# [TASK]
What is the number of lines containing the string "other"? Answer with the number only.

# [DATA RECORDS]
════════════════

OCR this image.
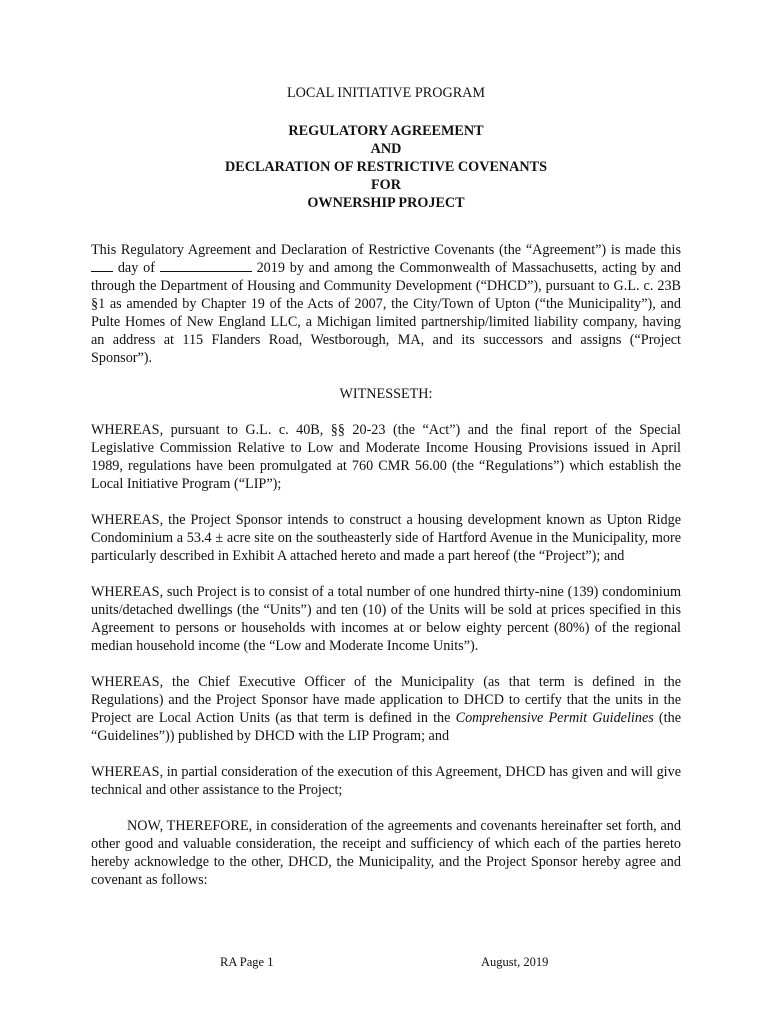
LOCAL INITIATIVE PROGRAM
REGULATORY AGREEMENT
AND
DECLARATION OF RESTRICTIVE COVENANTS
FOR
OWNERSHIP PROJECT

This Regulatory Agreement and Declaration of Restrictive Covenants (the “Agreement”) is made this  day of	2019 by and among the Commonwealth of Massachusetts, acting by and through the Department of Housing and Community Development (“DHCD”), pursuant to G.L. c. 23B §1 as amended by Chapter 19 of the Acts of 2007, the City/Town of Upton (“the Municipality”), and Pulte Homes of New England LLC, a Michigan limited partnership/limited liability company, having an address at 115 Flanders Road, Westborough, MA, and its successors and assigns (“Project Sponsor”).

WITNESSETH:

WHEREAS, pursuant to G.L. c. 40B, §§ 20-23 (the “Act”) and the final report of the Special Legislative Commission Relative to Low and Moderate Income Housing Provisions issued in April 1989, regulations have been promulgated at 760 CMR 56.00 (the “Regulations”) which establish the Local Initiative Program (“LIP”);

WHEREAS, the Project Sponsor intends to construct a housing development known as Upton Ridge Condominium a 53.4 ± acre site on the southeasterly side of Hartford Avenue in the Municipality, more particularly described in Exhibit A attached hereto and made a part hereof (the “Project”); and

WHEREAS, such Project is to consist of a total number of one hundred thirty-nine (139) condominium units/detached dwellings (the “Units”) and ten (10) of the Units will be sold at prices specified in this Agreement to persons or households with incomes at or below eighty percent (80%) of the regional median household income (the “Low and Moderate Income Units”).

WHEREAS, the Chief Executive Officer of the Municipality (as that term is defined in the Regulations) and the Project Sponsor have made application to DHCD to certify that the units in the Project are Local Action Units (as that term is defined in the Comprehensive Permit Guidelines (the “Guidelines”)) published by DHCD with the LIP Program; and

WHEREAS, in partial consideration of the execution of this Agreement, DHCD has given and will give technical and other assistance to the Project;

NOW, THEREFORE, in consideration of the agreements and covenants hereinafter set forth, and other good and valuable consideration, the receipt and sufficiency of which each of the parties hereto hereby acknowledge to the other, DHCD, the Municipality, and the Project Sponsor hereby agree and covenant as follows:

RA Page 1	August, 2019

════════════════

# [EXERCISE RESULT]
2